──────── DATA TO USE ────────

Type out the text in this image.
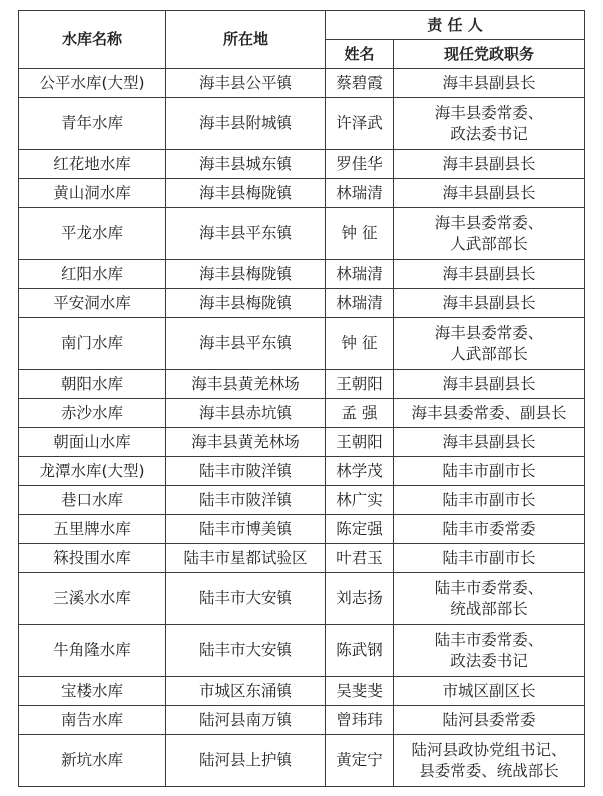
水库名称	所在地	责 任 人	
		姓名	现任党政职务
公平水库(大型)	海丰县公平镇	蔡碧霞	海丰县副县长

青年水库	海丰县附城镇	许泽武	海丰县委常委、
政法委书记

红花地水库	海丰县城东镇	罗佳华	海丰县副县长

黄山洞水库	海丰县梅陇镇	林瑞清	海丰县副县长

平龙水库	海丰县平东镇	钟 征	海丰县委常委、
人武部部长

红阳水库	海丰县梅陇镇	林瑞清	海丰县副县长

平安洞水库	海丰县梅陇镇	林瑞清	海丰县副县长

南门水库	海丰县平东镇	钟 征	海丰县委常委、
人武部部长

朝阳水库	海丰县黄羌林场	王朝阳	海丰县副县长

赤沙水库	海丰县赤坑镇	孟 强	海丰县委常委、副县长

朝面山水库	海丰县黄羌林场	王朝阳	海丰县副县长

龙潭水库(大型)	陆丰市陂洋镇	林学茂	陆丰市副市长

巷口水库	陆丰市陂洋镇	林广实	陆丰市副市长

五里牌水库	陆丰市博美镇	陈定强	陆丰市委常委

箖投围水库	陆丰市星都试验区	叶君玉	陆丰市副市长

三溪水水库	陆丰市大安镇	刘志扬	陆丰市委常委、
统战部部长

牛角隆水库	陆丰市大安镇	陈武钢	陆丰市委常委、
政法委书记

宝楼水库	市城区东涌镇	吴斐斐	市城区副区长

南告水库	陆河县南万镇	曾玮玮	陆河县委常委

新坑水库	陆河县上护镇	黄定宁	陆河县政协党组书记、
县委常委、统战部长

────────

**DESCRIPTION OF THE TASK**. Repeat the data exactly, without the pictures.

**SOLUTION FOR THIS EXERCISE**.
Type out the text in this image.
水库名称	所在地	责 任 人	
		姓名	现任党政职务
公平水库(大型)	海丰县公平镇	蔡碧霞	海丰县副县长

青年水库	海丰县附城镇	许泽武	海丰县委常委、
政法委书记

红花地水库	海丰县城东镇	罗佳华	海丰县副县长

黄山洞水库	海丰县梅陇镇	林瑞清	海丰县副县长

平龙水库	海丰县平东镇	钟 征	海丰县委常委、
人武部部长

红阳水库	海丰县梅陇镇	林瑞清	海丰县副县长

平安洞水库	海丰县梅陇镇	林瑞清	海丰县副县长

南门水库	海丰县平东镇	钟 征	海丰县委常委、
人武部部长

朝阳水库	海丰县黄羌林场	王朝阳	海丰县副县长

赤沙水库	海丰县赤坑镇	孟 强	海丰县委常委、副县长

朝面山水库	海丰县黄羌林场	王朝阳	海丰县副县长

龙潭水库(大型)	陆丰市陂洋镇	林学茂	陆丰市副市长

巷口水库	陆丰市陂洋镇	林广实	陆丰市副市长

五里牌水库	陆丰市博美镇	陈定强	陆丰市委常委

箖投围水库	陆丰市星都试验区	叶君玉	陆丰市副市长

三溪水水库	陆丰市大安镇	刘志扬	陆丰市委常委、
统战部部长

牛角隆水库	陆丰市大安镇	陈武钢	陆丰市委常委、
政法委书记

宝楼水库	市城区东涌镇	吴斐斐	市城区副区长

南告水库	陆河县南万镇	曾玮玮	陆河县委常委

新坑水库	陆河县上护镇	黄定宁	陆河县政协党组书记、
县委常委、统战部长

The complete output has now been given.